§ **Written request**
Note how many lines in the entries contain the string "coin", then give that number and nothing else.

Extracted data entries:

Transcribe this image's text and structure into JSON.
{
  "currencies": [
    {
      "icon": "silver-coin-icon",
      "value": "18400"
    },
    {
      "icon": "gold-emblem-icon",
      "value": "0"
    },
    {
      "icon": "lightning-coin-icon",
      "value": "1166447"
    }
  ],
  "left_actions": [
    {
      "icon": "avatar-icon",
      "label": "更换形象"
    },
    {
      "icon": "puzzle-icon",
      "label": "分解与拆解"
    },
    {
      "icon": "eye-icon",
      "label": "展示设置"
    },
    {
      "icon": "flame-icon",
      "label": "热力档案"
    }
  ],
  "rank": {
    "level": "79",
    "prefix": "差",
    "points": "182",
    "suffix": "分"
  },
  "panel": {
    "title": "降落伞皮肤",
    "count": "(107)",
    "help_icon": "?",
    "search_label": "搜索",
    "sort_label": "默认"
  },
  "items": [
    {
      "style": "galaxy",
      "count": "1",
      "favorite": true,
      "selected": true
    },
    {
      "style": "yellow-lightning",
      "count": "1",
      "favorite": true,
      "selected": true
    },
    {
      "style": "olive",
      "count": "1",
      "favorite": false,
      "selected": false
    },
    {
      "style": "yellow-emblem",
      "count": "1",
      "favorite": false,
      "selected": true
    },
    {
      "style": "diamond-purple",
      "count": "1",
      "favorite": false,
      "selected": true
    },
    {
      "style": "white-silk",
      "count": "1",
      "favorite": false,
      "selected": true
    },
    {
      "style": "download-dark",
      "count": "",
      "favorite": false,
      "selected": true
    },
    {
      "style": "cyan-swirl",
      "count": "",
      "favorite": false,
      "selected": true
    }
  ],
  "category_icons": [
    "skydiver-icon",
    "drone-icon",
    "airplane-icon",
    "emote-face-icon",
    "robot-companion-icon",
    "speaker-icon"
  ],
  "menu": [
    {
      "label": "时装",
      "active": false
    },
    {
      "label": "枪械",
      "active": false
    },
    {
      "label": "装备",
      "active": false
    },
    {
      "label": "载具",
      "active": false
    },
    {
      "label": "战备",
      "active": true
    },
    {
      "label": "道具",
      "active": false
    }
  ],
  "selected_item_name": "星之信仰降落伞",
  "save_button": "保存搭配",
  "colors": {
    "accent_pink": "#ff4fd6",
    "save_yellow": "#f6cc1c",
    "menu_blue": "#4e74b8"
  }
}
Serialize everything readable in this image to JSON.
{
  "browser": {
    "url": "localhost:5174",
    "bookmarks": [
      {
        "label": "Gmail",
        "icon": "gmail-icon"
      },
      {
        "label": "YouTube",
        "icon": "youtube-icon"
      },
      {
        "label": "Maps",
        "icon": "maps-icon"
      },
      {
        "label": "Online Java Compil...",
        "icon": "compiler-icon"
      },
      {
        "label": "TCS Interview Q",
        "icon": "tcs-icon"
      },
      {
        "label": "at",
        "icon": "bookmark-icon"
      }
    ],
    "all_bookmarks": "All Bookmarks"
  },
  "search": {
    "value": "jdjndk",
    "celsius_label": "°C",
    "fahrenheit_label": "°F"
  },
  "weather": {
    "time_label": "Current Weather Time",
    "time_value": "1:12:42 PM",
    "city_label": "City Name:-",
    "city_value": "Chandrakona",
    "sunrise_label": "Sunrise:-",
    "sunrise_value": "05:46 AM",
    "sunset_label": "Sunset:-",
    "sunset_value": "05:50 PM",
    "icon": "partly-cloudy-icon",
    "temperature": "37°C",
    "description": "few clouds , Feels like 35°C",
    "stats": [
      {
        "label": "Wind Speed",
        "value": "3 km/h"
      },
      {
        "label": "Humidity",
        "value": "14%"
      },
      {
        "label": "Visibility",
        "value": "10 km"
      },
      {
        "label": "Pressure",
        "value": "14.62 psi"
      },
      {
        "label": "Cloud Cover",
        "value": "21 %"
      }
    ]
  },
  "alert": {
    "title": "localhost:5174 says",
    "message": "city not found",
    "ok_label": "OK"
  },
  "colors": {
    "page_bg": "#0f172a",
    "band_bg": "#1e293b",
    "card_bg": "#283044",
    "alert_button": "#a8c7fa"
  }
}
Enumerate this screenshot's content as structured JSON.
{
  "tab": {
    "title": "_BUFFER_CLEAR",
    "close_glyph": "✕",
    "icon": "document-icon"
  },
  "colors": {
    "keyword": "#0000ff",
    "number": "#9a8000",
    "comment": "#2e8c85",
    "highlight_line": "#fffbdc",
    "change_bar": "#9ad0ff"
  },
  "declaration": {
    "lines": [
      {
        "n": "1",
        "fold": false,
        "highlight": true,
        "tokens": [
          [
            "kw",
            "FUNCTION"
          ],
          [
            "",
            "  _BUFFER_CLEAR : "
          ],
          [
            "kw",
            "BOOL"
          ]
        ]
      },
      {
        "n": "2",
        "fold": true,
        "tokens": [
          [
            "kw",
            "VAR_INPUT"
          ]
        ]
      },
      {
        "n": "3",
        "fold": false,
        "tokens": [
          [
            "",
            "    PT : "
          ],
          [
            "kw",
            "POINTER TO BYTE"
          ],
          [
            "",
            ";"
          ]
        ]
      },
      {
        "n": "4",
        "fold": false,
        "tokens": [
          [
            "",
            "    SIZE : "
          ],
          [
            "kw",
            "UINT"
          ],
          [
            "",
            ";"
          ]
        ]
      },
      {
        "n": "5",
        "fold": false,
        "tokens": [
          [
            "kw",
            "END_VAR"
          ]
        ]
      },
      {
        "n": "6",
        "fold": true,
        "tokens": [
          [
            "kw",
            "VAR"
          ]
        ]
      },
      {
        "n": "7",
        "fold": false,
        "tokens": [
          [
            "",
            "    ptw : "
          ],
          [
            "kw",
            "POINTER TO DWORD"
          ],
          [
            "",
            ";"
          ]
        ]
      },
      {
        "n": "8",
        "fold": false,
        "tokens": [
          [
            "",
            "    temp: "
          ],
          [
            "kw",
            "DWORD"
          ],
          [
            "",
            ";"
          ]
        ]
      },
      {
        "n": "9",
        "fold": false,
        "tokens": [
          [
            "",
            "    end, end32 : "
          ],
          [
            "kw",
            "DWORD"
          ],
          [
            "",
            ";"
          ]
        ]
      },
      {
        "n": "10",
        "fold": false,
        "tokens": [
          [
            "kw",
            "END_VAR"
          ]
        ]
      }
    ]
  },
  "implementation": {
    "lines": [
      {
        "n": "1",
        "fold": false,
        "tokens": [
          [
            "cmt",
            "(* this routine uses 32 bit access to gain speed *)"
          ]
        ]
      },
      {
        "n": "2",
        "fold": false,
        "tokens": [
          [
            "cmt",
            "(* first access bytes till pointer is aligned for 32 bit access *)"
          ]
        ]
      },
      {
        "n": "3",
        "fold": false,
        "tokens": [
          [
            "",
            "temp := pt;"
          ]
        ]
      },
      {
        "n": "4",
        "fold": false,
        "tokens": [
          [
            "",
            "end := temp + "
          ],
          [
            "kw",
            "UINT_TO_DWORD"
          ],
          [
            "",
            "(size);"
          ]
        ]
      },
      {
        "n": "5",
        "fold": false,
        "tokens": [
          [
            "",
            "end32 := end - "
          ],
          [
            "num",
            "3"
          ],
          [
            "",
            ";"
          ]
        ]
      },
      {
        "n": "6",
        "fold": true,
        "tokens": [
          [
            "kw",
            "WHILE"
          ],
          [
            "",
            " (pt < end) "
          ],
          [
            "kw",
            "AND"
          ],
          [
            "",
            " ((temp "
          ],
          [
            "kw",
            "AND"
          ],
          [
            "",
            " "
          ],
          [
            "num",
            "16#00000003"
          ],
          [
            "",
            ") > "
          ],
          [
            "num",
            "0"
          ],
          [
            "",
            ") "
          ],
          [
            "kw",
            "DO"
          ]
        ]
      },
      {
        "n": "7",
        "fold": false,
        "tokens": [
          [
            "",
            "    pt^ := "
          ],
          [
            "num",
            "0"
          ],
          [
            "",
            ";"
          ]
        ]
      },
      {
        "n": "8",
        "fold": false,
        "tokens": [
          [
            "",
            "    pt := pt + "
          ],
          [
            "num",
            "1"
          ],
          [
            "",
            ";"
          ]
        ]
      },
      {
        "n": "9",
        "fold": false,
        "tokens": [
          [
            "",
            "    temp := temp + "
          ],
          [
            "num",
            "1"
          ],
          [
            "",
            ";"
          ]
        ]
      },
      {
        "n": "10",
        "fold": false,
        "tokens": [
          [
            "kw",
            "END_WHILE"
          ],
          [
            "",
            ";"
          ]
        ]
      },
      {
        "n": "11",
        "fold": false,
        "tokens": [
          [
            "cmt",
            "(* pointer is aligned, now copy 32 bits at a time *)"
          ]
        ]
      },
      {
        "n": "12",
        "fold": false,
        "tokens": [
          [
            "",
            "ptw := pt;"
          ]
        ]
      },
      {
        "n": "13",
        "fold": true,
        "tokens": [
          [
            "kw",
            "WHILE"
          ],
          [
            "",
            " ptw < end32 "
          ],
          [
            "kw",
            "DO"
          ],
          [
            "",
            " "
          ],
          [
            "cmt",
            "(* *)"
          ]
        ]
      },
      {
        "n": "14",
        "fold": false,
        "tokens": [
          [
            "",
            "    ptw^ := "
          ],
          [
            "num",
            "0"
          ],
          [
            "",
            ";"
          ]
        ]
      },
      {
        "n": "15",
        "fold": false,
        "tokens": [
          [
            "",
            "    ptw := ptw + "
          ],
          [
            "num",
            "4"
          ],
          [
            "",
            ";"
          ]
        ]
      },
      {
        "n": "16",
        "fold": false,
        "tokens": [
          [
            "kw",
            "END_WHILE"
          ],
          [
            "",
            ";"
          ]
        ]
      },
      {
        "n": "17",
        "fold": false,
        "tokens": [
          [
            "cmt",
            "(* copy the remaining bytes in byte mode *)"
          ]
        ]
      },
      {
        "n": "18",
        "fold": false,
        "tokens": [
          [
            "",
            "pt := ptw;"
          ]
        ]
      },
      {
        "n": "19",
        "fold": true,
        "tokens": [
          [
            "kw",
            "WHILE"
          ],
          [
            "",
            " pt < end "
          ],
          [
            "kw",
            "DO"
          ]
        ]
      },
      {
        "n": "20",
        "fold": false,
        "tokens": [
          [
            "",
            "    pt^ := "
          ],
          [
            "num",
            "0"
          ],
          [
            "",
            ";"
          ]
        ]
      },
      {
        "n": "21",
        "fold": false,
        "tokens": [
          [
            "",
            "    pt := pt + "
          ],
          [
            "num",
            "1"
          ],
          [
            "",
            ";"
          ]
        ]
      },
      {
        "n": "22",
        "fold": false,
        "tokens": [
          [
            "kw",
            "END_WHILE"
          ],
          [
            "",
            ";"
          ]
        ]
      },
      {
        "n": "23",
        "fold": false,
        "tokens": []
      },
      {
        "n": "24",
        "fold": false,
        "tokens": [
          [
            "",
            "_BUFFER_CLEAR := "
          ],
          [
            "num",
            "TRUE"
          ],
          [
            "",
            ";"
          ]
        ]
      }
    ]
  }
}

§ **Output of the task**
2